GIVEN EXERCISE: Please set down the records without any change, starting with the line that contains "763, 1134, 771]" and going on through the line that contains "657, 238, 687]", including both of those lines.

Data records:
◆ ◆ ◆ ◆
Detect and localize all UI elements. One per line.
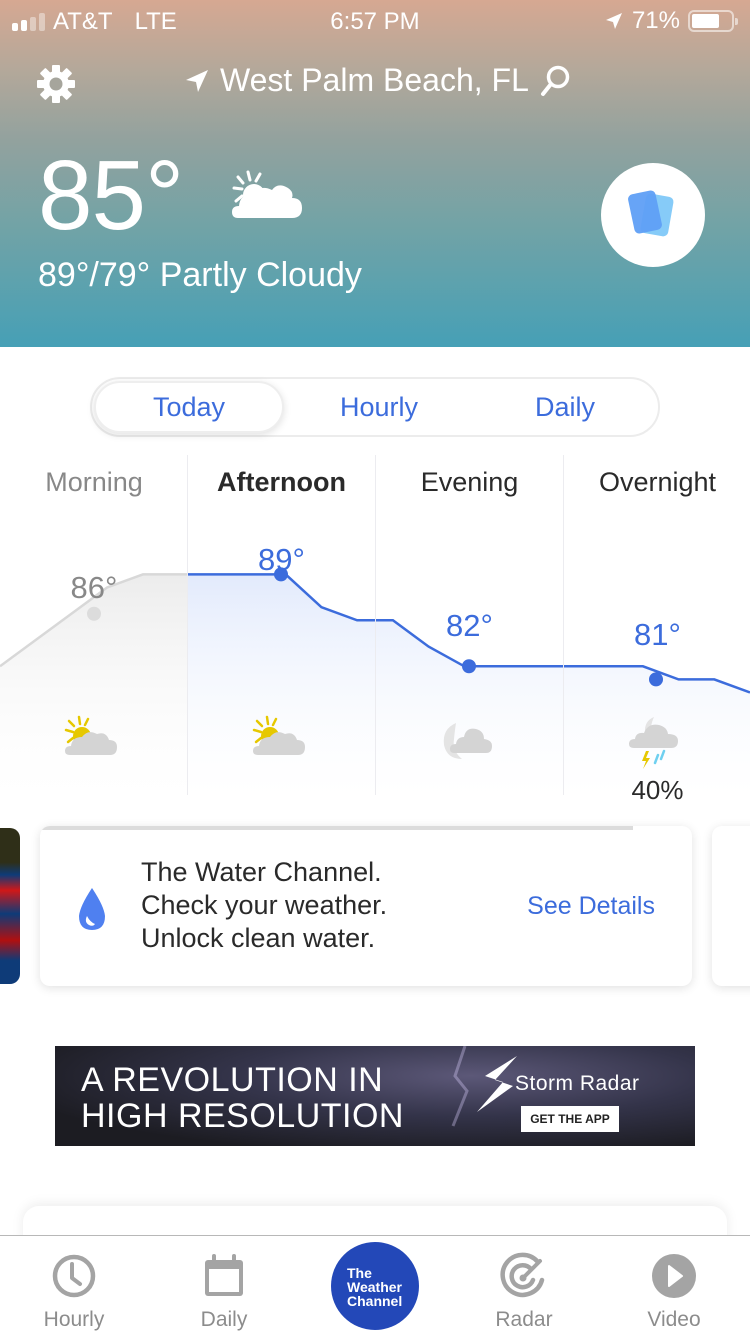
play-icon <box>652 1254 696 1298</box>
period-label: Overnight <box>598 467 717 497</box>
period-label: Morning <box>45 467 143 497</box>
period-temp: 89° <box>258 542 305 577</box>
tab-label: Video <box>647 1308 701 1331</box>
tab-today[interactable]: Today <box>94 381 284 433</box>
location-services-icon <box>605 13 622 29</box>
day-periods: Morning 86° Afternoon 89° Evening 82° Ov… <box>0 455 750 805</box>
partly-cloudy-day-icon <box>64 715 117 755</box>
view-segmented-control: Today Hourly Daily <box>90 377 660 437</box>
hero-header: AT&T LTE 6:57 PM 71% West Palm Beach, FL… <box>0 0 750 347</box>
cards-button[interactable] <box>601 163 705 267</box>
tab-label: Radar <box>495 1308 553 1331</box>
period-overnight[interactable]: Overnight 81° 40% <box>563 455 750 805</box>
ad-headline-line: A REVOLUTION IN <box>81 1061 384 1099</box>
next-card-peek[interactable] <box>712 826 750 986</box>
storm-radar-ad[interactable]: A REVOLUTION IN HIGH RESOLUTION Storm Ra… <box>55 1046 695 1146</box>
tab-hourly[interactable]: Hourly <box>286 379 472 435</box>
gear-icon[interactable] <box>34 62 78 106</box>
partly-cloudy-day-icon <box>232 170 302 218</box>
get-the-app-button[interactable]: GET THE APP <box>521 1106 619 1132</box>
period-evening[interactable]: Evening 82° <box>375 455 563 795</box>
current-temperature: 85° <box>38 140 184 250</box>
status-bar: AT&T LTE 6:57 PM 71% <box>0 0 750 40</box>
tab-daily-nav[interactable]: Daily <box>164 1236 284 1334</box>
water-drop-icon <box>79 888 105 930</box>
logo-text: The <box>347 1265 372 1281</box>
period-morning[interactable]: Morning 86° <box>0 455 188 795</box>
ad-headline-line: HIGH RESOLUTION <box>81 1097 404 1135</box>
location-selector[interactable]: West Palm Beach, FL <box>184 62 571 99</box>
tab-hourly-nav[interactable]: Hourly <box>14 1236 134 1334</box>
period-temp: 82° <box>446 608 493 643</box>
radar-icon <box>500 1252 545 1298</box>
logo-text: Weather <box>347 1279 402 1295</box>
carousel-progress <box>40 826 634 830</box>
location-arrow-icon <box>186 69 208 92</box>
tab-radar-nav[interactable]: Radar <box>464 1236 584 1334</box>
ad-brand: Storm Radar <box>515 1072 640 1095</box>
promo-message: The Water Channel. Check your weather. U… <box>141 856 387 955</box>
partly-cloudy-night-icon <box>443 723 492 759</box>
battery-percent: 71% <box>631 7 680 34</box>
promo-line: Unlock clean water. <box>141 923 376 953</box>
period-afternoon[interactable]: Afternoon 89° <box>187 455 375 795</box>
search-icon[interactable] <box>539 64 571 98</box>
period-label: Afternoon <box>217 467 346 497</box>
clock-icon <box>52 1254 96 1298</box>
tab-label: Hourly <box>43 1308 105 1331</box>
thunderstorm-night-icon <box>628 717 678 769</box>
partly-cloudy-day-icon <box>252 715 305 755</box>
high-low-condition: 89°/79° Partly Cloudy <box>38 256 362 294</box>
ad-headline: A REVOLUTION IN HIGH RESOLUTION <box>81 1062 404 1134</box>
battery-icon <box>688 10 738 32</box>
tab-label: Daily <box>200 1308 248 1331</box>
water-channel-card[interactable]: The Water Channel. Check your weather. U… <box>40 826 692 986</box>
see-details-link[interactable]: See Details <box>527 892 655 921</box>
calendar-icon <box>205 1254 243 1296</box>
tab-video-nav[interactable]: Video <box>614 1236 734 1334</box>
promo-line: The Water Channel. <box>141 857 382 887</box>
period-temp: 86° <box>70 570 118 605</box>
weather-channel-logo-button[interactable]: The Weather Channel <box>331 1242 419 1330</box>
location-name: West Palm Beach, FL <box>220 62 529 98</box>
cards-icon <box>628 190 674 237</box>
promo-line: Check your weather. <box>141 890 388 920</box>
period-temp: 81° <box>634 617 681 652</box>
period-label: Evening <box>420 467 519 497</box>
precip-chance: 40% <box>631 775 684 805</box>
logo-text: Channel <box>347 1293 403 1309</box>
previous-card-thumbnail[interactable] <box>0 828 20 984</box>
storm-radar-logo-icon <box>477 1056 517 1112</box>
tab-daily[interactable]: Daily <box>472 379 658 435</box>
◆ ◆ ◆ ◆
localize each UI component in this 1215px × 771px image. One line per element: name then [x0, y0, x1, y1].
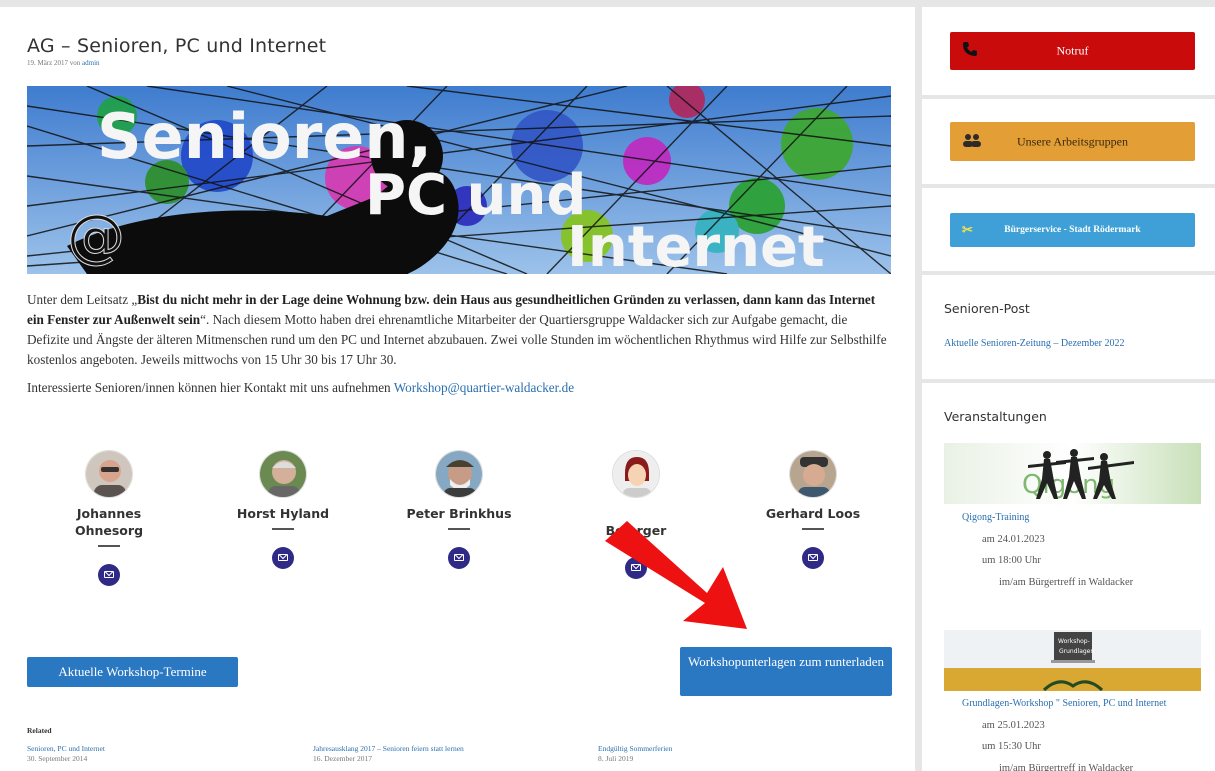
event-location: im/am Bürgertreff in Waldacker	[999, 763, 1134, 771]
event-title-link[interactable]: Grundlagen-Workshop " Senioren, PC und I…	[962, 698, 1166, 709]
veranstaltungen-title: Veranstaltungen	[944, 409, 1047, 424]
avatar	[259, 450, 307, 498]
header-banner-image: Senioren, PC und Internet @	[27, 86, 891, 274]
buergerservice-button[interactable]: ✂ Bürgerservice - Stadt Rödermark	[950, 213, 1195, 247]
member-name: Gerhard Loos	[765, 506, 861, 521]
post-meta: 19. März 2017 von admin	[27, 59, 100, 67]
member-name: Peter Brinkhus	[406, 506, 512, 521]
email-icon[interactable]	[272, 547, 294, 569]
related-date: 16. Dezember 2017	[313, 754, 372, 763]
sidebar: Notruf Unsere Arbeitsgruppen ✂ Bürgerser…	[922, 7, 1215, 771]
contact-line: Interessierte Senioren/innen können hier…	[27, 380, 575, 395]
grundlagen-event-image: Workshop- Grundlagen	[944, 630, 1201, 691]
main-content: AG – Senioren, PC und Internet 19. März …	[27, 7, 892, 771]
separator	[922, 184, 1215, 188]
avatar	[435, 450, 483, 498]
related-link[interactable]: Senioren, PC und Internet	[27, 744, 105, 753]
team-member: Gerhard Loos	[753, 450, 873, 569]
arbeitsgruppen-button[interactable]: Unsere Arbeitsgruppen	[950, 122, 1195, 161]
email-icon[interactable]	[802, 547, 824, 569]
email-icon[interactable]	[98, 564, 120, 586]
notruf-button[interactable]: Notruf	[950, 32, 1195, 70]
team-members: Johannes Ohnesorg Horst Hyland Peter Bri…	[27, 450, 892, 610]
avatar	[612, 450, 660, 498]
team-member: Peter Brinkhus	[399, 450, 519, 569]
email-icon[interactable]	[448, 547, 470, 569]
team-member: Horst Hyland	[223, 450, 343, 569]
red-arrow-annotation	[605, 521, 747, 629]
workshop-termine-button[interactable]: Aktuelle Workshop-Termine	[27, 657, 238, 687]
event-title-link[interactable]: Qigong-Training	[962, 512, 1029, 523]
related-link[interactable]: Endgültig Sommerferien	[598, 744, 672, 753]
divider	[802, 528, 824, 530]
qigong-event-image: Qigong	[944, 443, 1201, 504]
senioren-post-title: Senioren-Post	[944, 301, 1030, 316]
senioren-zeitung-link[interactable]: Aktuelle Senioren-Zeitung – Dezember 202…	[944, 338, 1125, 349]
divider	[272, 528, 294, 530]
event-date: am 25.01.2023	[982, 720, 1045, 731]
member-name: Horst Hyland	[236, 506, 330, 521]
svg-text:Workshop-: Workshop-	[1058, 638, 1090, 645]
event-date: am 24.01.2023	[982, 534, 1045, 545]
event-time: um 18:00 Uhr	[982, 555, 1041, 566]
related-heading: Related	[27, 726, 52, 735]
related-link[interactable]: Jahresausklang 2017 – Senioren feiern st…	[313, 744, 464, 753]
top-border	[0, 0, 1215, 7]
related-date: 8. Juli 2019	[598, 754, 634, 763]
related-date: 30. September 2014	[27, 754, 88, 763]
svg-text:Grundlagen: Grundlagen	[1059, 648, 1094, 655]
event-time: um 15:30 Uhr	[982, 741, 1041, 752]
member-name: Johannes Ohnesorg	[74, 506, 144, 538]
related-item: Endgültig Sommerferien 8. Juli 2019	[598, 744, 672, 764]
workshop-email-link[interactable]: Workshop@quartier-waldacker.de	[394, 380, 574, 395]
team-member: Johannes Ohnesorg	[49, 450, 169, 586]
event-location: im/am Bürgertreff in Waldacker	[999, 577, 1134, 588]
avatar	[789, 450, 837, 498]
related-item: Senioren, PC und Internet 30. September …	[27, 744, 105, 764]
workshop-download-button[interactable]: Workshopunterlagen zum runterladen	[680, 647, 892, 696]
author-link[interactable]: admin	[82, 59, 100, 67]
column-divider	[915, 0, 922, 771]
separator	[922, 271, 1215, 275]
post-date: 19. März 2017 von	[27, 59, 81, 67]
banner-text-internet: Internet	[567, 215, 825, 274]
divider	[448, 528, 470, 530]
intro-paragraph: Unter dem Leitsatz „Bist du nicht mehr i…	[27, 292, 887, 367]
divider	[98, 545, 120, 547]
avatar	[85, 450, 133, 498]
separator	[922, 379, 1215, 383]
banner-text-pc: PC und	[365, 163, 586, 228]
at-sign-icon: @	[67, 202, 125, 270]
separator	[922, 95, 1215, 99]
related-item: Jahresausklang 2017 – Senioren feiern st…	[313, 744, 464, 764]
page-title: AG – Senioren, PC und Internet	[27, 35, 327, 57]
◆ ◆ ◆ ◆
RESPONSE TO THIS TASK:
event-location: im/am Bürgertreff in Waldacker	[999, 763, 1134, 771]
event-title-link[interactable]: Grundlagen-Workshop " Senioren, PC und I…	[962, 698, 1166, 709]
veranstaltungen-title: Veranstaltungen	[944, 409, 1047, 424]
avatar	[259, 450, 307, 498]
header-banner-image: Senioren, PC und Internet @	[27, 86, 891, 274]
buergerservice-button[interactable]: ✂ Bürgerservice - Stadt Rödermark	[950, 213, 1195, 247]
member-name: Gerhard Loos	[765, 506, 861, 521]
post-meta: 19. März 2017 von admin	[27, 59, 100, 67]
member-name: Peter Brinkhus	[406, 506, 512, 521]
email-icon[interactable]	[272, 547, 294, 569]
related-date: 16. Dezember 2017	[313, 754, 372, 763]
sidebar: Notruf Unsere Arbeitsgruppen ✂ Bürgerser…	[922, 7, 1215, 771]
contact-line: Interessierte Senioren/innen können hier…	[27, 380, 575, 395]
grundlagen-event-image: Workshop- Grundlagen	[944, 630, 1201, 691]
main-content: AG – Senioren, PC und Internet 19. März …	[27, 7, 892, 771]
separator	[922, 184, 1215, 188]
avatar	[435, 450, 483, 498]
related-link[interactable]: Senioren, PC und Internet	[27, 744, 105, 753]
team-member: Gerhard Loos	[753, 450, 873, 569]
arbeitsgruppen-button[interactable]: Unsere Arbeitsgruppen	[950, 122, 1195, 161]
email-icon[interactable]	[802, 547, 824, 569]
email-icon[interactable]	[98, 564, 120, 586]
notruf-button[interactable]: Notruf	[950, 32, 1195, 70]
team-members: Johannes Ohnesorg Horst Hyland Peter Bri…	[27, 450, 892, 610]
avatar	[612, 450, 660, 498]
team-member: Peter Brinkhus	[399, 450, 519, 569]
email-icon[interactable]	[448, 547, 470, 569]
team-member: Horst Hyland	[223, 450, 343, 569]
red-arrow-annotation	[605, 521, 747, 629]
workshop-termine-button[interactable]: Aktuelle Workshop-Termine	[27, 657, 238, 687]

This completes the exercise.